(Extracted data entries)
--- BEGIN ---
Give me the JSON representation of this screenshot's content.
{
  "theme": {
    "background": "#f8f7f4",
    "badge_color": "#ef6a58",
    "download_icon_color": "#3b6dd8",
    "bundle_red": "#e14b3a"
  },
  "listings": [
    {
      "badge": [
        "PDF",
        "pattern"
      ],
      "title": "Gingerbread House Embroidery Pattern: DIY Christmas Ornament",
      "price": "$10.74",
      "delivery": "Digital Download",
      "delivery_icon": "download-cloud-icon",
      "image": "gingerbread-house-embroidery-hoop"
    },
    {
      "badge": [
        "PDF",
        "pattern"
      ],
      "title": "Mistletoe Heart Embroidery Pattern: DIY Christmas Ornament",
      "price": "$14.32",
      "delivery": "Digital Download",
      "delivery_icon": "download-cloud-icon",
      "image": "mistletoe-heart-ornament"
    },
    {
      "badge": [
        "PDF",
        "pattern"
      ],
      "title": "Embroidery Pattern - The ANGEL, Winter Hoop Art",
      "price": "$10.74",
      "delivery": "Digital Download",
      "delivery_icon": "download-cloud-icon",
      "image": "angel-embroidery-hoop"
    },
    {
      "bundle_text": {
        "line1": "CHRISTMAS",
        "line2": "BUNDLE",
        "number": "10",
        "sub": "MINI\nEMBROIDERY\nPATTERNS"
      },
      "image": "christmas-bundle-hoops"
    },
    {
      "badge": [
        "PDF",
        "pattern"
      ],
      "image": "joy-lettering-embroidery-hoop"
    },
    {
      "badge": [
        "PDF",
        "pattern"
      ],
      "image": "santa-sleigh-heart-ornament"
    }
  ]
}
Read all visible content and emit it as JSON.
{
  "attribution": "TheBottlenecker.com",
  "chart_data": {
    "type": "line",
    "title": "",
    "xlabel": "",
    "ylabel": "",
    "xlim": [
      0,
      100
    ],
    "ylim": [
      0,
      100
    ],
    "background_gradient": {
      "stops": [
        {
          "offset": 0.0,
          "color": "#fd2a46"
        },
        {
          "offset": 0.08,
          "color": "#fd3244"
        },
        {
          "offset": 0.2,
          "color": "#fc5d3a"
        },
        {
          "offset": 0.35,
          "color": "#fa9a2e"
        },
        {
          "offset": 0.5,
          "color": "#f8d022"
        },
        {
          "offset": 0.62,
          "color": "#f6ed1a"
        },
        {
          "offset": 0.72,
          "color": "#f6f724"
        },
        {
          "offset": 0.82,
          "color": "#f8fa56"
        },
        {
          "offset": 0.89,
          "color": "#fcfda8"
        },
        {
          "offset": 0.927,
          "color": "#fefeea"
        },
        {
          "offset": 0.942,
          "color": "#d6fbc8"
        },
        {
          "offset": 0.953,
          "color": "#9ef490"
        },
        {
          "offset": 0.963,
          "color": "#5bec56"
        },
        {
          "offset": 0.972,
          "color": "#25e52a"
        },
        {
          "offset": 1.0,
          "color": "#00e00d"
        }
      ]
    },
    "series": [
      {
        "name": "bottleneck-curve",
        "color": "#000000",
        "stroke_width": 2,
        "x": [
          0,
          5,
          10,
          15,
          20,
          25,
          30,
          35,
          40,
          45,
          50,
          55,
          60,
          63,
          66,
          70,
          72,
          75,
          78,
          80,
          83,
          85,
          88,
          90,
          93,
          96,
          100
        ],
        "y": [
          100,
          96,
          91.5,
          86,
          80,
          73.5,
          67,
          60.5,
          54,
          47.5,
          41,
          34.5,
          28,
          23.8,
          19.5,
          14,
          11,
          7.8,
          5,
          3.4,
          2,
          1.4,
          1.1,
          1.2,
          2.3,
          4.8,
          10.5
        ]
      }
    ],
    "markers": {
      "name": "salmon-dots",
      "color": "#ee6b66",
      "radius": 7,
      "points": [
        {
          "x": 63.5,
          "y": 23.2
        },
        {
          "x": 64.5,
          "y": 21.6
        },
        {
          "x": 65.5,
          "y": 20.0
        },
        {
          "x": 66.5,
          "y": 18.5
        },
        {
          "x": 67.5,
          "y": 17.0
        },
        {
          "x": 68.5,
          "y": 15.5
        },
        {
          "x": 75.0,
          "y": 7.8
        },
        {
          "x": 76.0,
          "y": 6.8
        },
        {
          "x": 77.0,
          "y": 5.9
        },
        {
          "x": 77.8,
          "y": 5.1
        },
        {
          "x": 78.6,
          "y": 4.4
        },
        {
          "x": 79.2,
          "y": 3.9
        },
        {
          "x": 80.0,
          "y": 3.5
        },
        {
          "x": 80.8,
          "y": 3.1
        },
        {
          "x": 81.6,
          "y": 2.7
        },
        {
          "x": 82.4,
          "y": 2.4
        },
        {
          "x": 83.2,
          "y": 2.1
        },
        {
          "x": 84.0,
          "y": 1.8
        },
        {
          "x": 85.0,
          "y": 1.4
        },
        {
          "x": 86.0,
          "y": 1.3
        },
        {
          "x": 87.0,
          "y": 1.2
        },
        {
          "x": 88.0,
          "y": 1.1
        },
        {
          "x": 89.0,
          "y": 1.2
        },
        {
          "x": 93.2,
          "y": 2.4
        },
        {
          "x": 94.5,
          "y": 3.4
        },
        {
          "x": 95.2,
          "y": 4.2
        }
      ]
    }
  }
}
--- END ---
(GOAL) Print out every record again, exactly and in full.

(CORRECT ANSWER)
Give me the JSON representation of this screenshot's content.
{
  "theme": {
    "background": "#f8f7f4",
    "badge_color": "#ef6a58",
    "download_icon_color": "#3b6dd8",
    "bundle_red": "#e14b3a"
  },
  "listings": [
    {
      "badge": [
        "PDF",
        "pattern"
      ],
      "title": "Gingerbread House Embroidery Pattern: DIY Christmas Ornament",
      "price": "$10.74",
      "delivery": "Digital Download",
      "delivery_icon": "download-cloud-icon",
      "image": "gingerbread-house-embroidery-hoop"
    },
    {
      "badge": [
        "PDF",
        "pattern"
      ],
      "title": "Mistletoe Heart Embroidery Pattern: DIY Christmas Ornament",
      "price": "$14.32",
      "delivery": "Digital Download",
      "delivery_icon": "download-cloud-icon",
      "image": "mistletoe-heart-ornament"
    },
    {
      "badge": [
        "PDF",
        "pattern"
      ],
      "title": "Embroidery Pattern - The ANGEL, Winter Hoop Art",
      "price": "$10.74",
      "delivery": "Digital Download",
      "delivery_icon": "download-cloud-icon",
      "image": "angel-embroidery-hoop"
    },
    {
      "bundle_text": {
        "line1": "CHRISTMAS",
        "line2": "BUNDLE",
        "number": "10",
        "sub": "MINI\nEMBROIDERY\nPATTERNS"
      },
      "image": "christmas-bundle-hoops"
    },
    {
      "badge": [
        "PDF",
        "pattern"
      ],
      "image": "joy-lettering-embroidery-hoop"
    },
    {
      "badge": [
        "PDF",
        "pattern"
      ],
      "image": "santa-sleigh-heart-ornament"
    }
  ]
}
Read all visible content and emit it as JSON.
{
  "attribution": "TheBottlenecker.com",
  "chart_data": {
    "type": "line",
    "title": "",
    "xlabel": "",
    "ylabel": "",
    "xlim": [
      0,
      100
    ],
    "ylim": [
      0,
      100
    ],
    "background_gradient": {
      "stops": [
        {
          "offset": 0.0,
          "color": "#fd2a46"
        },
        {
          "offset": 0.08,
          "color": "#fd3244"
        },
        {
          "offset": 0.2,
          "color": "#fc5d3a"
        },
        {
          "offset": 0.35,
          "color": "#fa9a2e"
        },
        {
          "offset": 0.5,
          "color": "#f8d022"
        },
        {
          "offset": 0.62,
          "color": "#f6ed1a"
        },
        {
          "offset": 0.72,
          "color": "#f6f724"
        },
        {
          "offset": 0.82,
          "color": "#f8fa56"
        },
        {
          "offset": 0.89,
          "color": "#fcfda8"
        },
        {
          "offset": 0.927,
          "color": "#fefeea"
        },
        {
          "offset": 0.942,
          "color": "#d6fbc8"
        },
        {
          "offset": 0.953,
          "color": "#9ef490"
        },
        {
          "offset": 0.963,
          "color": "#5bec56"
        },
        {
          "offset": 0.972,
          "color": "#25e52a"
        },
        {
          "offset": 1.0,
          "color": "#00e00d"
        }
      ]
    },
    "series": [
      {
        "name": "bottleneck-curve",
        "color": "#000000",
        "stroke_width": 2,
        "x": [
          0,
          5,
          10,
          15,
          20,
          25,
          30,
          35,
          40,
          45,
          50,
          55,
          60,
          63,
          66,
          70,
          72,
          75,
          78,
          80,
          83,
          85,
          88,
          90,
          93,
          96,
          100
        ],
        "y": [
          100,
          96,
          91.5,
          86,
          80,
          73.5,
          67,
          60.5,
          54,
          47.5,
          41,
          34.5,
          28,
          23.8,
          19.5,
          14,
          11,
          7.8,
          5,
          3.4,
          2,
          1.4,
          1.1,
          1.2,
          2.3,
          4.8,
          10.5
        ]
      }
    ],
    "markers": {
      "name": "salmon-dots",
      "color": "#ee6b66",
      "radius": 7,
      "points": [
        {
          "x": 63.5,
          "y": 23.2
        },
        {
          "x": 64.5,
          "y": 21.6
        },
        {
          "x": 65.5,
          "y": 20.0
        },
        {
          "x": 66.5,
          "y": 18.5
        },
        {
          "x": 67.5,
          "y": 17.0
        },
        {
          "x": 68.5,
          "y": 15.5
        },
        {
          "x": 75.0,
          "y": 7.8
        },
        {
          "x": 76.0,
          "y": 6.8
        },
        {
          "x": 77.0,
          "y": 5.9
        },
        {
          "x": 77.8,
          "y": 5.1
        },
        {
          "x": 78.6,
          "y": 4.4
        },
        {
          "x": 79.2,
          "y": 3.9
        },
        {
          "x": 80.0,
          "y": 3.5
        },
        {
          "x": 80.8,
          "y": 3.1
        },
        {
          "x": 81.6,
          "y": 2.7
        },
        {
          "x": 82.4,
          "y": 2.4
        },
        {
          "x": 83.2,
          "y": 2.1
        },
        {
          "x": 84.0,
          "y": 1.8
        },
        {
          "x": 85.0,
          "y": 1.4
        },
        {
          "x": 86.0,
          "y": 1.3
        },
        {
          "x": 87.0,
          "y": 1.2
        },
        {
          "x": 88.0,
          "y": 1.1
        },
        {
          "x": 89.0,
          "y": 1.2
        },
        {
          "x": 93.2,
          "y": 2.4
        },
        {
          "x": 94.5,
          "y": 3.4
        },
        {
          "x": 95.2,
          "y": 4.2
        }
      ]
    }
  }
}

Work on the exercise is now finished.